> PROVIDED RECORDS
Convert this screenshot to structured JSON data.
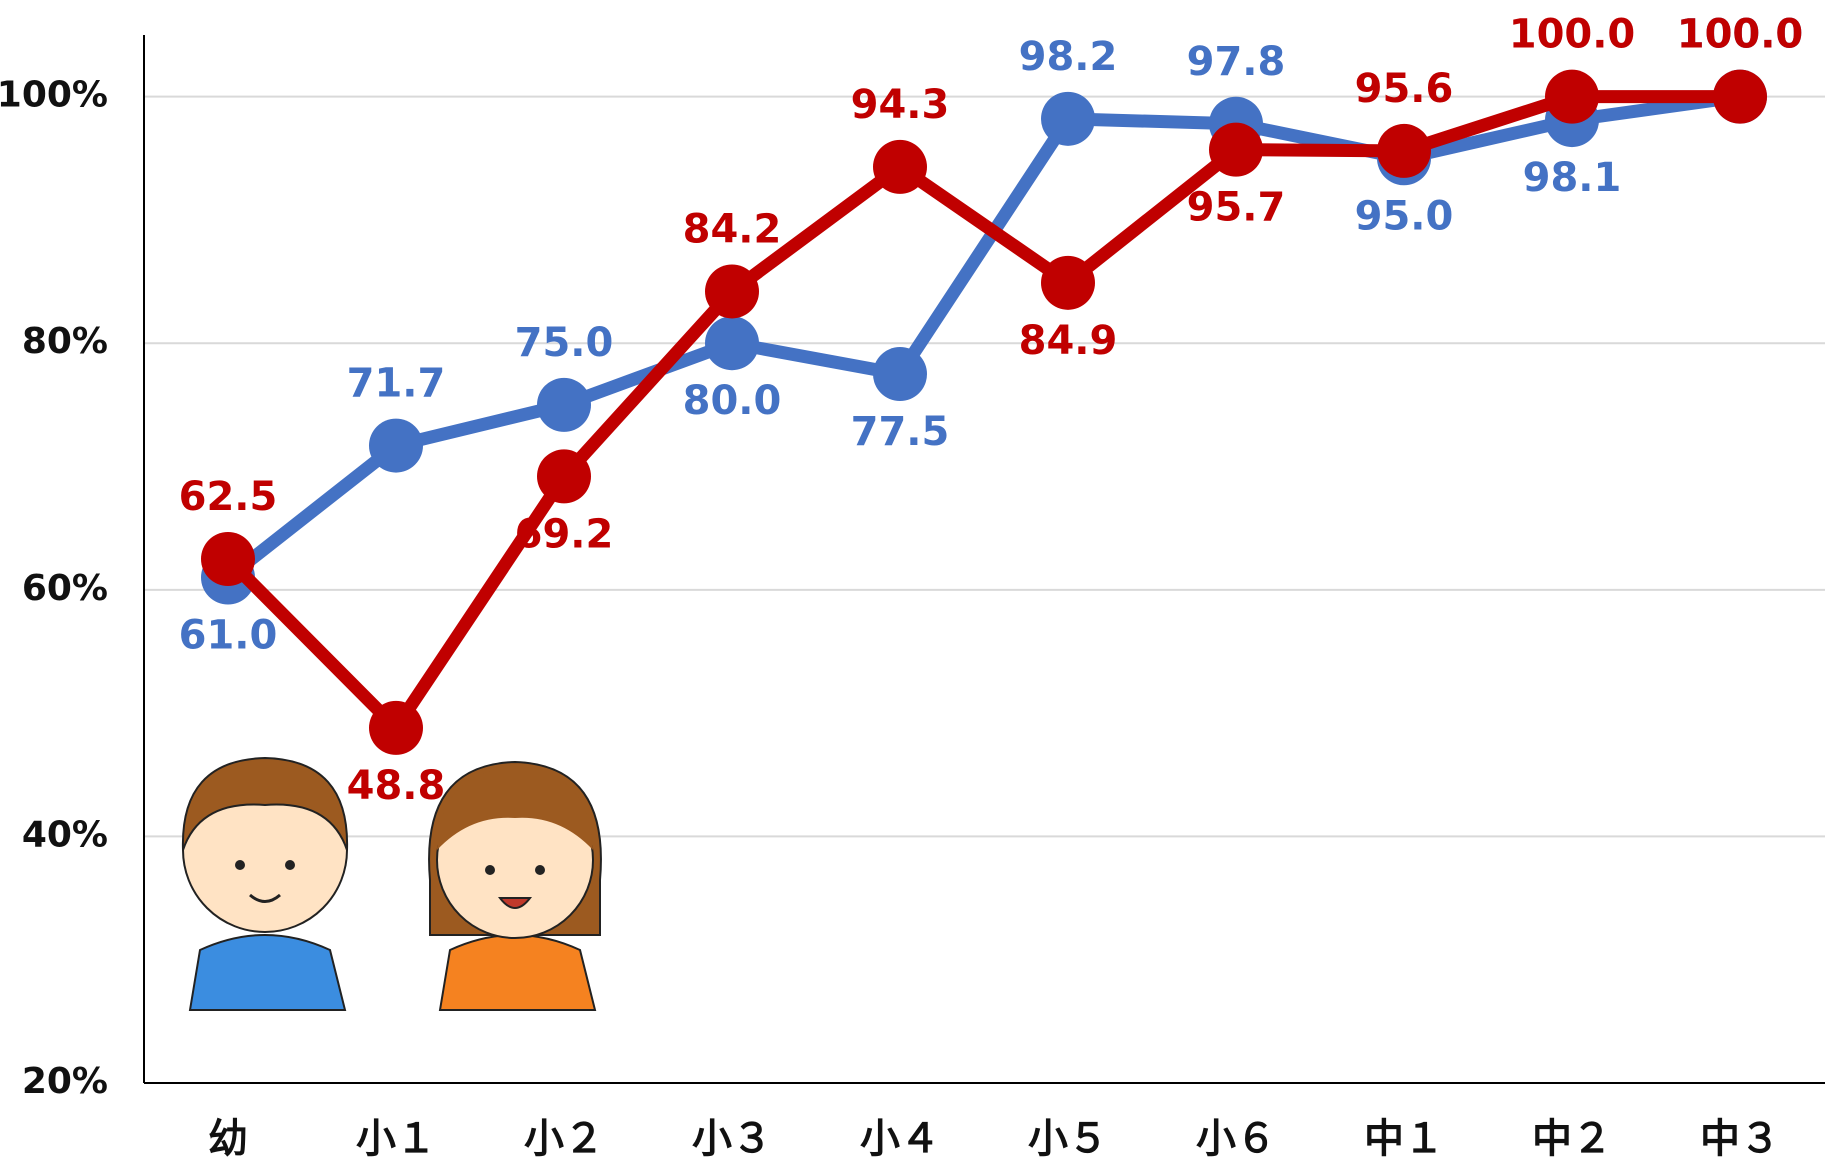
{
  "chart_data": {
    "type": "line",
    "categories": [
      "幼",
      "小１",
      "小２",
      "小３",
      "小４",
      "小５",
      "小６",
      "中１",
      "中２",
      "中３"
    ],
    "series": [
      {
        "color": "#4472c4",
        "values": [
          61.0,
          71.7,
          75.0,
          80.0,
          77.5,
          98.2,
          97.8,
          95.0,
          98.1,
          100.0
        ],
        "value_labels": [
          "61.0",
          "71.7",
          "75.0",
          "80.0",
          "77.5",
          "98.2",
          "97.8",
          "95.0",
          "98.1",
          "100.0"
        ]
      },
      {
        "color": "#c00000",
        "values": [
          62.5,
          48.8,
          69.2,
          84.2,
          94.3,
          84.9,
          95.7,
          95.6,
          100.0,
          100.0
        ],
        "value_labels": [
          "62.5",
          "48.8",
          "69.2",
          "84.2",
          "94.3",
          "84.9",
          "95.7",
          "95.6",
          "100.0",
          "100.0"
        ]
      }
    ],
    "ylim": [
      20,
      105
    ],
    "yticks": [
      {
        "value": 20,
        "label": "20%"
      },
      {
        "value": 40,
        "label": "40%"
      },
      {
        "value": 60,
        "label": "60%"
      },
      {
        "value": 80,
        "label": "80%"
      },
      {
        "value": 100,
        "label": "100%"
      }
    ],
    "grid": true
  }
}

> WHAT TO PRODUCE
Transcribe the records above exactly, leaving out every picture.

> SOLVED PROBLEM
Convert this screenshot to structured JSON data.
{
  "chart_data": {
    "type": "line",
    "categories": [
      "幼",
      "小１",
      "小２",
      "小３",
      "小４",
      "小５",
      "小６",
      "中１",
      "中２",
      "中３"
    ],
    "series": [
      {
        "color": "#4472c4",
        "values": [
          61.0,
          71.7,
          75.0,
          80.0,
          77.5,
          98.2,
          97.8,
          95.0,
          98.1,
          100.0
        ],
        "value_labels": [
          "61.0",
          "71.7",
          "75.0",
          "80.0",
          "77.5",
          "98.2",
          "97.8",
          "95.0",
          "98.1",
          "100.0"
        ]
      },
      {
        "color": "#c00000",
        "values": [
          62.5,
          48.8,
          69.2,
          84.2,
          94.3,
          84.9,
          95.7,
          95.6,
          100.0,
          100.0
        ],
        "value_labels": [
          "62.5",
          "48.8",
          "69.2",
          "84.2",
          "94.3",
          "84.9",
          "95.7",
          "95.6",
          "100.0",
          "100.0"
        ]
      }
    ],
    "ylim": [
      20,
      105
    ],
    "yticks": [
      {
        "value": 20,
        "label": "20%"
      },
      {
        "value": 40,
        "label": "40%"
      },
      {
        "value": 60,
        "label": "60%"
      },
      {
        "value": 80,
        "label": "80%"
      },
      {
        "value": 100,
        "label": "100%"
      }
    ],
    "grid": true
  }
}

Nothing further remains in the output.